[start of Exercise input]

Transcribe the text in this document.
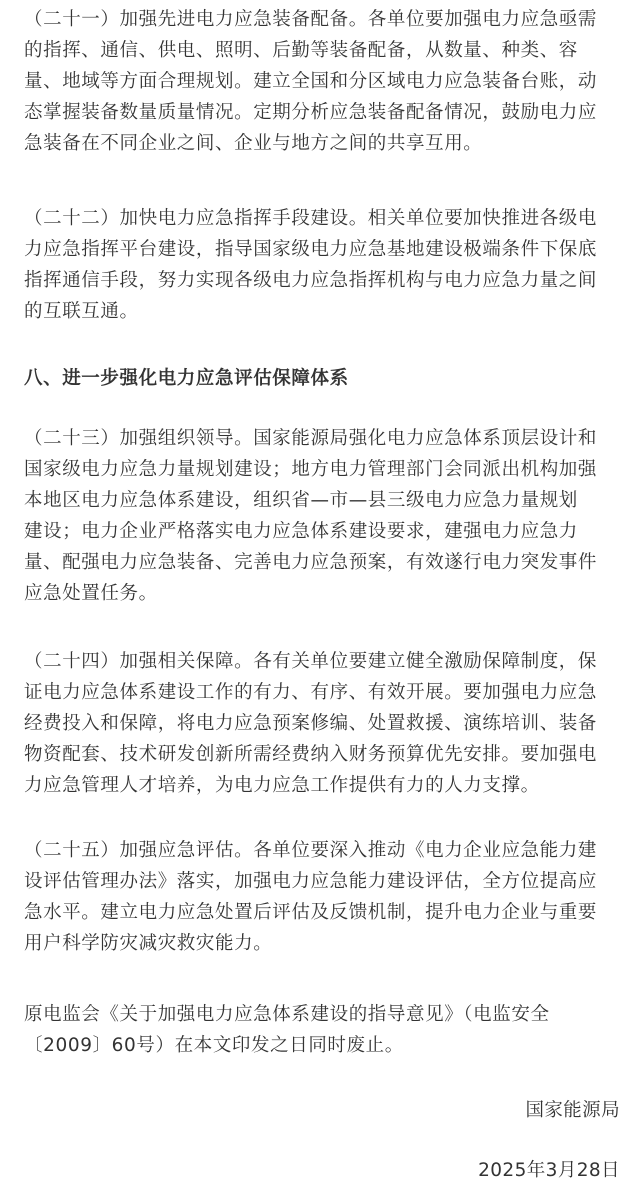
（二十一）加强先进电力应急装备配备。各单位要加强电力应急亟需
的指挥、通信、供电、照明、后勤等装备配备，从数量、种类、容
量、地域等方面合理规划。建立全国和分区域电力应急装备台账，动
态掌握装备数量质量情况。定期分析应急装备配备情况，鼓励电力应
急装备在不同企业之间、企业与地方之间的共享互用。

（二十二）加快电力应急指挥手段建设。相关单位要加快推进各级电
力应急指挥平台建设，指导国家级电力应急基地建设极端条件下保底
指挥通信手段，努力实现各级电力应急指挥机构与电力应急力量之间
的互联互通。

八、进一步强化电力应急评估保障体系

（二十三）加强组织领导。国家能源局强化电力应急体系顶层设计和
国家级电力应急力量规划建设；地方电力管理部门会同派出机构加强
本地区电力应急体系建设，组织省—市—县三级电力应急力量规划
建设；电力企业严格落实电力应急体系建设要求，建强电力应急力
量、配强电力应急装备、完善电力应急预案，有效遂行电力突发事件
应急处置任务。

（二十四）加强相关保障。各有关单位要建立健全激励保障制度，保
证电力应急体系建设工作的有力、有序、有效开展。要加强电力应急
经费投入和保障，将电力应急预案修编、处置救援、演练培训、装备
物资配套、技术研发创新所需经费纳入财务预算优先安排。要加强电
力应急管理人才培养，为电力应急工作提供有力的人力支撑。

（二十五）加强应急评估。各单位要深入推动《电力企业应急能力建
设评估管理办法》落实，加强电力应急能力建设评估，全方位提高应
急水平。建立电力应急处置后评估及反馈机制，提升电力企业与重要
用户科学防灾减灾救灾能力。

原电监会《关于加强电力应急体系建设的指导意见》（电监安全
〔2009〕60号）在本文印发之日同时废止。

国家能源局

2025年3月28日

[end of Exercise input]

- _What you are asked to do_
Take the listing above and restate it word for word, without its pictures.

- _Final answer_
Transcribe the text in this document.
（二十一）加强先进电力应急装备配备。各单位要加强电力应急亟需
的指挥、通信、供电、照明、后勤等装备配备，从数量、种类、容
量、地域等方面合理规划。建立全国和分区域电力应急装备台账，动
态掌握装备数量质量情况。定期分析应急装备配备情况，鼓励电力应
急装备在不同企业之间、企业与地方之间的共享互用。

（二十二）加快电力应急指挥手段建设。相关单位要加快推进各级电
力应急指挥平台建设，指导国家级电力应急基地建设极端条件下保底
指挥通信手段，努力实现各级电力应急指挥机构与电力应急力量之间
的互联互通。

八、进一步强化电力应急评估保障体系

（二十三）加强组织领导。国家能源局强化电力应急体系顶层设计和
国家级电力应急力量规划建设；地方电力管理部门会同派出机构加强
本地区电力应急体系建设，组织省—市—县三级电力应急力量规划
建设；电力企业严格落实电力应急体系建设要求，建强电力应急力
量、配强电力应急装备、完善电力应急预案，有效遂行电力突发事件
应急处置任务。

（二十四）加强相关保障。各有关单位要建立健全激励保障制度，保
证电力应急体系建设工作的有力、有序、有效开展。要加强电力应急
经费投入和保障，将电力应急预案修编、处置救援、演练培训、装备
物资配套、技术研发创新所需经费纳入财务预算优先安排。要加强电
力应急管理人才培养，为电力应急工作提供有力的人力支撑。

（二十五）加强应急评估。各单位要深入推动《电力企业应急能力建
设评估管理办法》落实，加强电力应急能力建设评估，全方位提高应
急水平。建立电力应急处置后评估及反馈机制，提升电力企业与重要
用户科学防灾减灾救灾能力。

原电监会《关于加强电力应急体系建设的指导意见》（电监安全
〔2009〕60号）在本文印发之日同时废止。

国家能源局

2025年3月28日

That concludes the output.